───── ROWS

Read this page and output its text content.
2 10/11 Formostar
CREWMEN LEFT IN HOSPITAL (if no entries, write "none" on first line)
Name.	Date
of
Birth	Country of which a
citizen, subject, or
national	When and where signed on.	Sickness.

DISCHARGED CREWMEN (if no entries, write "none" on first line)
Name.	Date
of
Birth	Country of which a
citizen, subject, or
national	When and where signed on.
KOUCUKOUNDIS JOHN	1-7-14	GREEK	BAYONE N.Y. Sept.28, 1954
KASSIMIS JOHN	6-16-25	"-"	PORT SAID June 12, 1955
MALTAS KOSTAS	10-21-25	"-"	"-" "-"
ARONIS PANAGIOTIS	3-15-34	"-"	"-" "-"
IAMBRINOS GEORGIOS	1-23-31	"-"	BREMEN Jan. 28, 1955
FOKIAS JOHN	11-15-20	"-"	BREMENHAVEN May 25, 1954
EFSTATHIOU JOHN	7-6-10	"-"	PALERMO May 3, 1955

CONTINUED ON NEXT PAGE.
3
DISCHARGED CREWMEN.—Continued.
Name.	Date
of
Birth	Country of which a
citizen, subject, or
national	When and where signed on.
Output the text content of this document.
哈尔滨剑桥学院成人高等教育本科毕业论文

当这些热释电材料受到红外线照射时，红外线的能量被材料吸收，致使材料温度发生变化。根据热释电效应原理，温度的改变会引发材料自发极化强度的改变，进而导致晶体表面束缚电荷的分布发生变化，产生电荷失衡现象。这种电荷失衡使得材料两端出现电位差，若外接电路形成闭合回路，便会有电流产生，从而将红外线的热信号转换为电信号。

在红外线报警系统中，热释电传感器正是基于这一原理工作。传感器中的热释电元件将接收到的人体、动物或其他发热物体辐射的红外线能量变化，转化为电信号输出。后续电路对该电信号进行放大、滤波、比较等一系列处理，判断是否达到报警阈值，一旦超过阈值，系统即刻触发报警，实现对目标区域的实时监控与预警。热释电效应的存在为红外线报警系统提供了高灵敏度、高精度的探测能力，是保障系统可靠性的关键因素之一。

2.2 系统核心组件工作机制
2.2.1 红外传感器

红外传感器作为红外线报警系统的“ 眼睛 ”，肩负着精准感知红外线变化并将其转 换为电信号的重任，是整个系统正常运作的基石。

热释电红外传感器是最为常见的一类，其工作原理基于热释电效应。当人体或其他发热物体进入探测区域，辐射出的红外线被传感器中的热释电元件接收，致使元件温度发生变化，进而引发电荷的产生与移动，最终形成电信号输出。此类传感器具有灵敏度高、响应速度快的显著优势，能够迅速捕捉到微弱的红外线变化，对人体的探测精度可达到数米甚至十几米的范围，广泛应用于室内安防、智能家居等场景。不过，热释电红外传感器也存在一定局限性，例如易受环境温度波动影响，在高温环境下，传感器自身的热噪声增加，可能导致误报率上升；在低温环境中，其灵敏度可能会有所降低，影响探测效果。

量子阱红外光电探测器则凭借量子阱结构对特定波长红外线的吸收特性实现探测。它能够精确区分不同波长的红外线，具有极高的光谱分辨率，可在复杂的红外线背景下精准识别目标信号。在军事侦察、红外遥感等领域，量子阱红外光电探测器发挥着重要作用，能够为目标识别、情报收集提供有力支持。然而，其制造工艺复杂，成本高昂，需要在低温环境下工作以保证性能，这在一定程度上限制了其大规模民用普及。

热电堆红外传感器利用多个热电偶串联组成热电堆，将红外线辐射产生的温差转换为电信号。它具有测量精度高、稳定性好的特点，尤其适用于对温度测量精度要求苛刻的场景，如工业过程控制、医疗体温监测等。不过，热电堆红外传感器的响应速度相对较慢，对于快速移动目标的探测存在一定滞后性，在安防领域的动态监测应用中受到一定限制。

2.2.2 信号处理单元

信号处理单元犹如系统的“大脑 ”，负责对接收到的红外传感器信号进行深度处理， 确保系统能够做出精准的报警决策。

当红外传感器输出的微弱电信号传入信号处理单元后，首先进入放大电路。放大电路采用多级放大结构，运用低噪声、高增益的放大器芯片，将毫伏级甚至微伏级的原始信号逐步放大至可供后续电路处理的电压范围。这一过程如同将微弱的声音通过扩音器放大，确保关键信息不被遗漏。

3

──────────

THE TASK ▸
Among the entries above, identify all lines with "DISCHARGED" and copy them.

FULL ANSWER ▸
DISCHARGED CREWMEN (if no entries, write "none" on first line)
DISCHARGED CREWMEN.—Continued.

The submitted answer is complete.